#### SET TASK:
Below is a block of records. Copy every line in it that contains the word "Activities".
— Start RECORDS SUPPLIED —
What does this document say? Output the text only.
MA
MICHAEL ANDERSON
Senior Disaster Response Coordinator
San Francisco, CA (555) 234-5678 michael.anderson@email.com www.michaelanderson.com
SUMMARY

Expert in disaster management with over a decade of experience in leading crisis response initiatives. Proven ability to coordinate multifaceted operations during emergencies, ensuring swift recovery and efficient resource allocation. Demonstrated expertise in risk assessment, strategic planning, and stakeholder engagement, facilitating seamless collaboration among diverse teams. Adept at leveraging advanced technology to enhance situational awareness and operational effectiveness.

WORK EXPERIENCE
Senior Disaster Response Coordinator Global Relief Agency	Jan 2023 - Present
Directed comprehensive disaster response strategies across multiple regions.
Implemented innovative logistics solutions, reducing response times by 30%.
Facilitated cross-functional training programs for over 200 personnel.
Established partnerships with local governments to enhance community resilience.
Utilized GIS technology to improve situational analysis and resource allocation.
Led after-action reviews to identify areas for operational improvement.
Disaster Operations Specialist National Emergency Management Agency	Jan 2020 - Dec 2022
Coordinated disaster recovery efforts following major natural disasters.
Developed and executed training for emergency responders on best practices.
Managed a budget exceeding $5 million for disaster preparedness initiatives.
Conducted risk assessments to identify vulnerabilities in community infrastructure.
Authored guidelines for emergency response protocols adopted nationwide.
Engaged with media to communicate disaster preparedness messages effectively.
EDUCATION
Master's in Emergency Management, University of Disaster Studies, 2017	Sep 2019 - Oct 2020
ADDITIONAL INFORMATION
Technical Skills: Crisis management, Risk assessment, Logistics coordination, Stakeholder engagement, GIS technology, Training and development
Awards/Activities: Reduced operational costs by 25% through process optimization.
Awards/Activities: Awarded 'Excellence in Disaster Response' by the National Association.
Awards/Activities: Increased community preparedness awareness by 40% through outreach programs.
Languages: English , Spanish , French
— End RECORDS SUPPLIED —
#### RESPONSE TO THE EXERCISE:
Awards/Activities: Reduced operational costs by 25% through process optimization.
Awards/Activities: Awarded 'Excellence in Disaster Response' by the National Association.
Awards/Activities: Increased community preparedness awareness by 40% through outreach programs.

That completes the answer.